(HOW TO COMPLETE THIS TASK) According to the text on polycythemia vera diagnostic values, what hematocrit level in women should prompt diagnostic evaluation?

(SOURCE EXTRACT)
Diagnostic Hemoglobin, Hematocrit, and RBC Values for Polycythemia Vera
For polycythemia vera diagnosis, hemoglobin ≥18.5 g/dL in men or ≥16.5 g/dL in women, or hematocrit >52% in men or >48% in women, should trigger diagnostic evaluation including JAK2 mutation testing. 1
Primary Diagnostic Thresholds
Hemoglobin Criteria
- Men: Hemoglobin ≥18.5 g/dL 2, 1
- Women: Hemoglobin ≥16.5 g/dL 2, 1
- Alternative: Hemoglobin >99th percentile of method-specific reference range adjusted for age, sex, and altitude 2
Hematocrit Criteria
- Men: Hematocrit >52% 1, 3
- Women: Hematocrit >48% 3
- When hematocrit ≥60%, absolute erythrocytosis is virtually always present 4
Red Cell Mass
Important Diagnostic Nuances
Lower Threshold Considerations
A sustained increase in hemoglobin of ≥2 g/dL from an individual's baseline (not attributable to iron deficiency correction) may indicate PV even without meeting absolute thresholds. 2, 1 This captures early or "masked" polycythemia vera cases that would otherwise be missed 2.

(INFORMATION SUPPLIED)
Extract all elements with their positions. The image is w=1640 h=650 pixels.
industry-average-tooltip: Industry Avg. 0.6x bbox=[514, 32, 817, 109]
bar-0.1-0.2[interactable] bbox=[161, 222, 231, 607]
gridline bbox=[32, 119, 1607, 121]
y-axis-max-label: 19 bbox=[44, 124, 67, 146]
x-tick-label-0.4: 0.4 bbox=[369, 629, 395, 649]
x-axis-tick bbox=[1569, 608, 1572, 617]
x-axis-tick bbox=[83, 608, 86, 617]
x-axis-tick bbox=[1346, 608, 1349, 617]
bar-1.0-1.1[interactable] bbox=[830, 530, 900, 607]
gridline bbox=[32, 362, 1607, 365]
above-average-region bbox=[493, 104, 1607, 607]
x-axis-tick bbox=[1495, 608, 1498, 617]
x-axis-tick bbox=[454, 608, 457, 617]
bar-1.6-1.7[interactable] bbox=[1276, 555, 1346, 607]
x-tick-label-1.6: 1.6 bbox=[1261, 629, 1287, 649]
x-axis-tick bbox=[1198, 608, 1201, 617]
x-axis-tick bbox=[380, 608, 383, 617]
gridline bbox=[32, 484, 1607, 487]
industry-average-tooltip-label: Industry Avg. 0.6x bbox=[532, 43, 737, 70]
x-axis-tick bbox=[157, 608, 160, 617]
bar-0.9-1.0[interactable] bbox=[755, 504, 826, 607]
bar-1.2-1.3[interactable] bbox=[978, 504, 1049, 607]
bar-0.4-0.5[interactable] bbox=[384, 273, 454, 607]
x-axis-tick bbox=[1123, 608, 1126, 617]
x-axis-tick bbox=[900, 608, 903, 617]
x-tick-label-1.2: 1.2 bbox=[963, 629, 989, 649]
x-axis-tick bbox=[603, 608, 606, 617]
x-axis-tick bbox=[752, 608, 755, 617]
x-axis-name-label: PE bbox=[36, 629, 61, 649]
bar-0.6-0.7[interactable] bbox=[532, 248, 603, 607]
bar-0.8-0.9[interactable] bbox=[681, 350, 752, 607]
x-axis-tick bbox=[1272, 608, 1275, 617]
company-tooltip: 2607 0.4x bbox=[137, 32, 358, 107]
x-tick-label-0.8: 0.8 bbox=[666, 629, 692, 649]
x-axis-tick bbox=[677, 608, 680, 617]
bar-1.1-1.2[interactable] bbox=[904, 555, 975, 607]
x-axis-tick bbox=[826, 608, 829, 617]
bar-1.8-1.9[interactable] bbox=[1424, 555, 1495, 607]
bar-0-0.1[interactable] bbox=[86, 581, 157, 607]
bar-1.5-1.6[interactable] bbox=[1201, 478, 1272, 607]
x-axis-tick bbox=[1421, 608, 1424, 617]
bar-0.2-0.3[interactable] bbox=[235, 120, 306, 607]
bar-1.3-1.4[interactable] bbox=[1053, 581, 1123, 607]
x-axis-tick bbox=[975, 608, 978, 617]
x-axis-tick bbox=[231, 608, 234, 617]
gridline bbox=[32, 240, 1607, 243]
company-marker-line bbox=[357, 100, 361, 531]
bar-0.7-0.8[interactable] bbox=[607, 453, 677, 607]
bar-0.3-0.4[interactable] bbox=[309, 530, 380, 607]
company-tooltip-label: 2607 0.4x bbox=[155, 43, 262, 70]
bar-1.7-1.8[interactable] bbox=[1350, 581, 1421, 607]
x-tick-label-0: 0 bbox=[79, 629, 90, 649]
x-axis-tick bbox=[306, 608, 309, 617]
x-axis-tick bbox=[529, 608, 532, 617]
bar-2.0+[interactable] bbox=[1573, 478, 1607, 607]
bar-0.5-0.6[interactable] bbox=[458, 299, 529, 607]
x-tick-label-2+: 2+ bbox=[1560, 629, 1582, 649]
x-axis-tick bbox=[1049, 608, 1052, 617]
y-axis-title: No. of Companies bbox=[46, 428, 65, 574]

(SOLUTION FOR THIS PROBLEM) A hematocrit above 48%.